Supplied data:
******************************

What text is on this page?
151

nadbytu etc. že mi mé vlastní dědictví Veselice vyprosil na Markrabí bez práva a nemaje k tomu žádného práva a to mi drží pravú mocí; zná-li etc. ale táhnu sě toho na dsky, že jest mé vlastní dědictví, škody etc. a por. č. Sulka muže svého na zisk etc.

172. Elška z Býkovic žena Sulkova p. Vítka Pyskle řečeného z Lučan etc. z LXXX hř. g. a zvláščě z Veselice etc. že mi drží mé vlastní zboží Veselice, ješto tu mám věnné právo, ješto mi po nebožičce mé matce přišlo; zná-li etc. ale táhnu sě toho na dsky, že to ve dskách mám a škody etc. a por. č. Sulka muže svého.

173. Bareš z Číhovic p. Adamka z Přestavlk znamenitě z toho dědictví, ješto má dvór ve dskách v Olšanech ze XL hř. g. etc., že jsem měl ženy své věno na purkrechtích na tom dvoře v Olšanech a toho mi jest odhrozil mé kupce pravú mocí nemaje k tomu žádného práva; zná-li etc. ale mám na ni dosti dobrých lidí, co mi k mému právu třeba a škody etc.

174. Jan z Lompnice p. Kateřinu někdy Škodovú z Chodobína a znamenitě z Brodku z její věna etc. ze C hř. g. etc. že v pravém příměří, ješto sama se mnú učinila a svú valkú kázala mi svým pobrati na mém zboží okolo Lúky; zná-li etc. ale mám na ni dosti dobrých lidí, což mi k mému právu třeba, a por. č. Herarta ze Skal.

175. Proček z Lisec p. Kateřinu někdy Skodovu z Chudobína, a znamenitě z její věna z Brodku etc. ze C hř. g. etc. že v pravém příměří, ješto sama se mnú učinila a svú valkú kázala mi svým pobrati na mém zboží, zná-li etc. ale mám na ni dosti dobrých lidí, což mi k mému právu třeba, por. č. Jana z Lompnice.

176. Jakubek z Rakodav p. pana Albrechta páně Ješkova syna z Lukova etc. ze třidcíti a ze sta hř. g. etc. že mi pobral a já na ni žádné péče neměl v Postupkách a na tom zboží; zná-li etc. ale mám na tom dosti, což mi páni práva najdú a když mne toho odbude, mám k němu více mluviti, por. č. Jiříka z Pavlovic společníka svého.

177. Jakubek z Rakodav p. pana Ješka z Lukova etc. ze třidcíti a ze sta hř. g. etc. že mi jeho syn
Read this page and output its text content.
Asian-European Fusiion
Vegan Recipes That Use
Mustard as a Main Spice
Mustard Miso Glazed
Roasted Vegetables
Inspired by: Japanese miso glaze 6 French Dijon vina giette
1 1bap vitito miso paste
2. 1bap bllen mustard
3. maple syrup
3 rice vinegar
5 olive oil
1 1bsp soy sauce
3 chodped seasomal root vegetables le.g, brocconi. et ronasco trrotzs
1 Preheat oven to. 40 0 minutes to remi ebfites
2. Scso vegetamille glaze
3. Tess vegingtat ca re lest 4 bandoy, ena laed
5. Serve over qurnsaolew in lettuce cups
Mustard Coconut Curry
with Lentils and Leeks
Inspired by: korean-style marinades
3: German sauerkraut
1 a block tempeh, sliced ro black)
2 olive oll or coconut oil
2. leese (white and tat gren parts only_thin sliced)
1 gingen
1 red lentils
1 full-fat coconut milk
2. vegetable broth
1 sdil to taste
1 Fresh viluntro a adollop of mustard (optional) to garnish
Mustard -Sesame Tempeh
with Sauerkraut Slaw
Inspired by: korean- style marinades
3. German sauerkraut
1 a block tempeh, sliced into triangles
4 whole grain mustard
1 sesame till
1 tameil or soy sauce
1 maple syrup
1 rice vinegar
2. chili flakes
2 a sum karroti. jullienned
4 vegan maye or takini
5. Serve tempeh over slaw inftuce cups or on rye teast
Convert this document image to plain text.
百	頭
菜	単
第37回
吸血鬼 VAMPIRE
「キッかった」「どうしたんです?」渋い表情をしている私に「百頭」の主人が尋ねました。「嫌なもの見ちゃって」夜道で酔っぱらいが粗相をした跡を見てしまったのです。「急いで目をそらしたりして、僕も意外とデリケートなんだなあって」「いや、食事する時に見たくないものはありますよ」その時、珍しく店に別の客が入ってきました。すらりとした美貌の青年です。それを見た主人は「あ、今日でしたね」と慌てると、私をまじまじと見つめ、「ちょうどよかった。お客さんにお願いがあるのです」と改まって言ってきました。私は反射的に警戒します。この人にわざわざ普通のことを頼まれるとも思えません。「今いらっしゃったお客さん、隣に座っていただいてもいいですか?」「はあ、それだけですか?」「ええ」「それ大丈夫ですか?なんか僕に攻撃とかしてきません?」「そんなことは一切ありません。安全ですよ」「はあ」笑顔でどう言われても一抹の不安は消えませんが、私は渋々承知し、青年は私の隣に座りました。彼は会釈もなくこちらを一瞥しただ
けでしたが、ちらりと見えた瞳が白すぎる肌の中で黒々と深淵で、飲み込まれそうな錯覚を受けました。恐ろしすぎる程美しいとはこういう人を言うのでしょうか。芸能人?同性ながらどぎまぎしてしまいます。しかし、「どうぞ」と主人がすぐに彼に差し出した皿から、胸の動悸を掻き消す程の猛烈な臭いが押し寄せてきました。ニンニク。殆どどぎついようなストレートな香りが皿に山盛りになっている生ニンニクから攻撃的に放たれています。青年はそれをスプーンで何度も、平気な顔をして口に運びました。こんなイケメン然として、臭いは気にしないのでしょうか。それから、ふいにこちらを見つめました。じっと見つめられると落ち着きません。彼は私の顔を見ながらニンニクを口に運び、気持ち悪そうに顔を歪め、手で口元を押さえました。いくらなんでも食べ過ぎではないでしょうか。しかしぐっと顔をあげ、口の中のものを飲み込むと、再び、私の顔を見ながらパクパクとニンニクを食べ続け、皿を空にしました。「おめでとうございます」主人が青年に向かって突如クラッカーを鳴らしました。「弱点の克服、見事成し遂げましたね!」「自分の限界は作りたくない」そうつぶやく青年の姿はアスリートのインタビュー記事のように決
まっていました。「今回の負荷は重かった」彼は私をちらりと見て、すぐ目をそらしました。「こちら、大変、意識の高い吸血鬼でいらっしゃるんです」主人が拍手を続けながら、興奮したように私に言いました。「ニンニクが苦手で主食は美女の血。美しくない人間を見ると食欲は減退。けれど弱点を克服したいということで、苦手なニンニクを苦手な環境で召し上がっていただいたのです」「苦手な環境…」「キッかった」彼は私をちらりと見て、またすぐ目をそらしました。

******************************

Stated goal: Reproduce the full listing exactly.

Exercise response:
What text is on this page?
151

nadbytu etc. že mi mé vlastní dědictví Veselice vyprosil na Markrabí bez práva a nemaje k tomu žádného práva a to mi drží pravú mocí; zná-li etc. ale táhnu sě toho na dsky, že jest mé vlastní dědictví, škody etc. a por. č. Sulka muže svého na zisk etc.

172. Elška z Býkovic žena Sulkova p. Vítka Pyskle řečeného z Lučan etc. z LXXX hř. g. a zvláščě z Veselice etc. že mi drží mé vlastní zboží Veselice, ješto tu mám věnné právo, ješto mi po nebožičce mé matce přišlo; zná-li etc. ale táhnu sě toho na dsky, že to ve dskách mám a škody etc. a por. č. Sulka muže svého.

173. Bareš z Číhovic p. Adamka z Přestavlk znamenitě z toho dědictví, ješto má dvór ve dskách v Olšanech ze XL hř. g. etc., že jsem měl ženy své věno na purkrechtích na tom dvoře v Olšanech a toho mi jest odhrozil mé kupce pravú mocí nemaje k tomu žádného práva; zná-li etc. ale mám na ni dosti dobrých lidí, co mi k mému právu třeba a škody etc.

174. Jan z Lompnice p. Kateřinu někdy Škodovú z Chodobína a znamenitě z Brodku z její věna etc. ze C hř. g. etc. že v pravém příměří, ješto sama se mnú učinila a svú valkú kázala mi svým pobrati na mém zboží okolo Lúky; zná-li etc. ale mám na ni dosti dobrých lidí, což mi k mému právu třeba, a por. č. Herarta ze Skal.

175. Proček z Lisec p. Kateřinu někdy Skodovu z Chudobína, a znamenitě z její věna z Brodku etc. ze C hř. g. etc. že v pravém příměří, ješto sama se mnú učinila a svú valkú kázala mi svým pobrati na mém zboží, zná-li etc. ale mám na ni dosti dobrých lidí, což mi k mému právu třeba, por. č. Jana z Lompnice.

176. Jakubek z Rakodav p. pana Albrechta páně Ješkova syna z Lukova etc. ze třidcíti a ze sta hř. g. etc. že mi pobral a já na ni žádné péče neměl v Postupkách a na tom zboží; zná-li etc. ale mám na tom dosti, což mi páni práva najdú a když mne toho odbude, mám k němu více mluviti, por. č. Jiříka z Pavlovic společníka svého.

177. Jakubek z Rakodav p. pana Ješka z Lukova etc. ze třidcíti a ze sta hř. g. etc. že mi jeho syn
Read this page and output its text content.
Asian-European Fusiion
Vegan Recipes That Use
Mustard as a Main Spice
Mustard Miso Glazed
Roasted Vegetables
Inspired by: Japanese miso glaze 6 French Dijon vina giette
1 1bap vitito miso paste
2. 1bap bllen mustard
3. maple syrup
3 rice vinegar
5 olive oil
1 1bsp soy sauce
3 chodped seasomal root vegetables le.g, brocconi. et ronasco trrotzs
1 Preheat oven to. 40 0 minutes to remi ebfites
2. Scso vegetamille glaze
3. Tess vegingtat ca re lest 4 bandoy, ena laed
5. Serve over qurnsaolew in lettuce cups
Mustard Coconut Curry
with Lentils and Leeks
Inspired by: korean-style marinades
3: German sauerkraut
1 a block tempeh, sliced ro black)
2 olive oll or coconut oil
2. leese (white and tat gren parts only_thin sliced)
1 gingen
1 red lentils
1 full-fat coconut milk
2. vegetable broth
1 sdil to taste
1 Fresh viluntro a adollop of mustard (optional) to garnish
Mustard -Sesame Tempeh
with Sauerkraut Slaw
Inspired by: korean- style marinades
3. German sauerkraut
1 a block tempeh, sliced into triangles
4 whole grain mustard
1 sesame till
1 tameil or soy sauce
1 maple syrup
1 rice vinegar
2. chili flakes
2 a sum karroti. jullienned
4 vegan maye or takini
5. Serve tempeh over slaw inftuce cups or on rye teast
Convert this document image to plain text.
百	頭
菜	単
第37回
吸血鬼 VAMPIRE
「キッかった」「どうしたんです?」渋い表情をしている私に「百頭」の主人が尋ねました。「嫌なもの見ちゃって」夜道で酔っぱらいが粗相をした跡を見てしまったのです。「急いで目をそらしたりして、僕も意外とデリケートなんだなあって」「いや、食事する時に見たくないものはありますよ」その時、珍しく店に別の客が入ってきました。すらりとした美貌の青年です。それを見た主人は「あ、今日でしたね」と慌てると、私をまじまじと見つめ、「ちょうどよかった。お客さんにお願いがあるのです」と改まって言ってきました。私は反射的に警戒します。この人にわざわざ普通のことを頼まれるとも思えません。「今いらっしゃったお客さん、隣に座っていただいてもいいですか?」「はあ、それだけですか?」「ええ」「それ大丈夫ですか?なんか僕に攻撃とかしてきません?」「そんなことは一切ありません。安全ですよ」「はあ」笑顔でどう言われても一抹の不安は消えませんが、私は渋々承知し、青年は私の隣に座りました。彼は会釈もなくこちらを一瞥しただ
けでしたが、ちらりと見えた瞳が白すぎる肌の中で黒々と深淵で、飲み込まれそうな錯覚を受けました。恐ろしすぎる程美しいとはこういう人を言うのでしょうか。芸能人?同性ながらどぎまぎしてしまいます。しかし、「どうぞ」と主人がすぐに彼に差し出した皿から、胸の動悸を掻き消す程の猛烈な臭いが押し寄せてきました。ニンニク。殆どどぎついようなストレートな香りが皿に山盛りになっている生ニンニクから攻撃的に放たれています。青年はそれをスプーンで何度も、平気な顔をして口に運びました。こんなイケメン然として、臭いは気にしないのでしょうか。それから、ふいにこちらを見つめました。じっと見つめられると落ち着きません。彼は私の顔を見ながらニンニクを口に運び、気持ち悪そうに顔を歪め、手で口元を押さえました。いくらなんでも食べ過ぎではないでしょうか。しかしぐっと顔をあげ、口の中のものを飲み込むと、再び、私の顔を見ながらパクパクとニンニクを食べ続け、皿を空にしました。「おめでとうございます」主人が青年に向かって突如クラッカーを鳴らしました。「弱点の克服、見事成し遂げましたね!」「自分の限界は作りたくない」そうつぶやく青年の姿はアスリートのインタビュー記事のように決
まっていました。「今回の負荷は重かった」彼は私をちらりと見て、すぐ目をそらしました。「こちら、大変、意識の高い吸血鬼でいらっしゃるんです」主人が拍手を続けながら、興奮したように私に言いました。「ニンニクが苦手で主食は美女の血。美しくない人間を見ると食欲は減退。けれど弱点を克服したいということで、苦手なニンニクを苦手な環境で召し上がっていただいたのです」「苦手な環境…」「キッかった」彼は私をちらりと見て、またすぐ目をそらしました。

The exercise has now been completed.